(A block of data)
***

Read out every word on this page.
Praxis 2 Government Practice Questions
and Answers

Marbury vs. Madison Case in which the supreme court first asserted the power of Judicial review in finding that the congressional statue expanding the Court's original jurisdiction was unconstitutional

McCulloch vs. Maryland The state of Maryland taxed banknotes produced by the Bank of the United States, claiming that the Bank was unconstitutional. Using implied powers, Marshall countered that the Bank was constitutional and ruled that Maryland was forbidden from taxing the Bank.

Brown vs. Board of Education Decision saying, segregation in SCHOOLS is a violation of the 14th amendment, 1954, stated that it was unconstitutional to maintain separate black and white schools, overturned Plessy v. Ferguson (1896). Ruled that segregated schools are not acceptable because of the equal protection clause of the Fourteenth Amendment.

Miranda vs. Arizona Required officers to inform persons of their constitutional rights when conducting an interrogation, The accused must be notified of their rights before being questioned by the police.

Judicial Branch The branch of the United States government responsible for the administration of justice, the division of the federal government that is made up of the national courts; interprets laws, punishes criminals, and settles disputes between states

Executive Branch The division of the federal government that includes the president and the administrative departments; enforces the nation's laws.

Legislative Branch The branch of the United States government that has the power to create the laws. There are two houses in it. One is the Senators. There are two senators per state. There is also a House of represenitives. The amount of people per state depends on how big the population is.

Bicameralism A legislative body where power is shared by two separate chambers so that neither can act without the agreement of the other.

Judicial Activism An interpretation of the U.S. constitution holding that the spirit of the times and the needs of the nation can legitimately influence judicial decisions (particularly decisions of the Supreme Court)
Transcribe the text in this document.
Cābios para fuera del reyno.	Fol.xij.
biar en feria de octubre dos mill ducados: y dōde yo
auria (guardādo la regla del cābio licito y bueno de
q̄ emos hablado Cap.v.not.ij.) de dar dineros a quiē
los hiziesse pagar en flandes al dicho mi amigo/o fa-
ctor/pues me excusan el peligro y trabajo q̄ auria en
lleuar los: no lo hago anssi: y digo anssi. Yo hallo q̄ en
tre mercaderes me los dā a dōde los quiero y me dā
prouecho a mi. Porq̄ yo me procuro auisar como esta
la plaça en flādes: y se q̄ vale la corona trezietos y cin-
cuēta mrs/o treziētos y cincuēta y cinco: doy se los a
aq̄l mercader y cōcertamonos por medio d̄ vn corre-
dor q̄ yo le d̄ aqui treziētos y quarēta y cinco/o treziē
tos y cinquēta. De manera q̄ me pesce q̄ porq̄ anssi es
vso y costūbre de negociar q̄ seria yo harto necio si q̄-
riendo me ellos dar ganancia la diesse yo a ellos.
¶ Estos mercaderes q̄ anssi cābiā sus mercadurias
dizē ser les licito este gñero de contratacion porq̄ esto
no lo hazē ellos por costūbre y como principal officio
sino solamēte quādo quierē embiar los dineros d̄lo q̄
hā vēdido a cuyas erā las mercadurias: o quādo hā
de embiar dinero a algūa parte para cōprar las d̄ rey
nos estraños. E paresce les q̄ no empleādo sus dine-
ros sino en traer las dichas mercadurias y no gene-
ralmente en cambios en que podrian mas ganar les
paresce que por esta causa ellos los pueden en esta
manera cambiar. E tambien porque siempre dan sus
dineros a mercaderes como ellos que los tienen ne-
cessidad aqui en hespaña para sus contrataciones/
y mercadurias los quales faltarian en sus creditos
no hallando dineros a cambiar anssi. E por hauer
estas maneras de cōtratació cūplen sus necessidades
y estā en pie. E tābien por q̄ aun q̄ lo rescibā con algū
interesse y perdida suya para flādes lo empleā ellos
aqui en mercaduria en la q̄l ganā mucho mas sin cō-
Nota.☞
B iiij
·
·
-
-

***

Repeat the data above exactly.

_Output of the exercise_.
Read out every word on this page.
Praxis 2 Government Practice Questions
and Answers

Marbury vs. Madison Case in which the supreme court first asserted the power of Judicial review in finding that the congressional statue expanding the Court's original jurisdiction was unconstitutional

McCulloch vs. Maryland The state of Maryland taxed banknotes produced by the Bank of the United States, claiming that the Bank was unconstitutional. Using implied powers, Marshall countered that the Bank was constitutional and ruled that Maryland was forbidden from taxing the Bank.

Brown vs. Board of Education Decision saying, segregation in SCHOOLS is a violation of the 14th amendment, 1954, stated that it was unconstitutional to maintain separate black and white schools, overturned Plessy v. Ferguson (1896). Ruled that segregated schools are not acceptable because of the equal protection clause of the Fourteenth Amendment.

Miranda vs. Arizona Required officers to inform persons of their constitutional rights when conducting an interrogation, The accused must be notified of their rights before being questioned by the police.

Judicial Branch The branch of the United States government responsible for the administration of justice, the division of the federal government that is made up of the national courts; interprets laws, punishes criminals, and settles disputes between states

Executive Branch The division of the federal government that includes the president and the administrative departments; enforces the nation's laws.

Legislative Branch The branch of the United States government that has the power to create the laws. There are two houses in it. One is the Senators. There are two senators per state. There is also a House of represenitives. The amount of people per state depends on how big the population is.

Bicameralism A legislative body where power is shared by two separate chambers so that neither can act without the agreement of the other.

Judicial Activism An interpretation of the U.S. constitution holding that the spirit of the times and the needs of the nation can legitimately influence judicial decisions (particularly decisions of the Supreme Court)
Transcribe the text in this document.
Cābios para fuera del reyno.	Fol.xij.
biar en feria de octubre dos mill ducados: y dōde yo
auria (guardādo la regla del cābio licito y bueno de
q̄ emos hablado Cap.v.not.ij.) de dar dineros a quiē
los hiziesse pagar en flandes al dicho mi amigo/o fa-
ctor/pues me excusan el peligro y trabajo q̄ auria en
lleuar los: no lo hago anssi: y digo anssi. Yo hallo q̄ en
tre mercaderes me los dā a dōde los quiero y me dā
prouecho a mi. Porq̄ yo me procuro auisar como esta
la plaça en flādes: y se q̄ vale la corona trezietos y cin-
cuēta mrs/o treziētos y cincuēta y cinco: doy se los a
aq̄l mercader y cōcertamonos por medio d̄ vn corre-
dor q̄ yo le d̄ aqui treziētos y quarēta y cinco/o treziē
tos y cinquēta. De manera q̄ me pesce q̄ porq̄ anssi es
vso y costūbre de negociar q̄ seria yo harto necio si q̄-
riendo me ellos dar ganancia la diesse yo a ellos.
¶ Estos mercaderes q̄ anssi cābiā sus mercadurias
dizē ser les licito este gñero de contratacion porq̄ esto
no lo hazē ellos por costūbre y como principal officio
sino solamēte quādo quierē embiar los dineros d̄lo q̄
hā vēdido a cuyas erā las mercadurias: o quādo hā
de embiar dinero a algūa parte para cōprar las d̄ rey
nos estraños. E paresce les q̄ no empleādo sus dine-
ros sino en traer las dichas mercadurias y no gene-
ralmente en cambios en que podrian mas ganar les
paresce que por esta causa ellos los pueden en esta
manera cambiar. E tambien porque siempre dan sus
dineros a mercaderes como ellos que los tienen ne-
cessidad aqui en hespaña para sus contrataciones/
y mercadurias los quales faltarian en sus creditos
no hallando dineros a cambiar anssi. E por hauer
estas maneras de cōtratació cūplen sus necessidades
y estā en pie. E tābien por q̄ aun q̄ lo rescibā con algū
interesse y perdida suya para flādes lo empleā ellos
aqui en mercaduria en la q̄l ganā mucho mas sin cō-
Nota.☞
B iiij
·
·
-
-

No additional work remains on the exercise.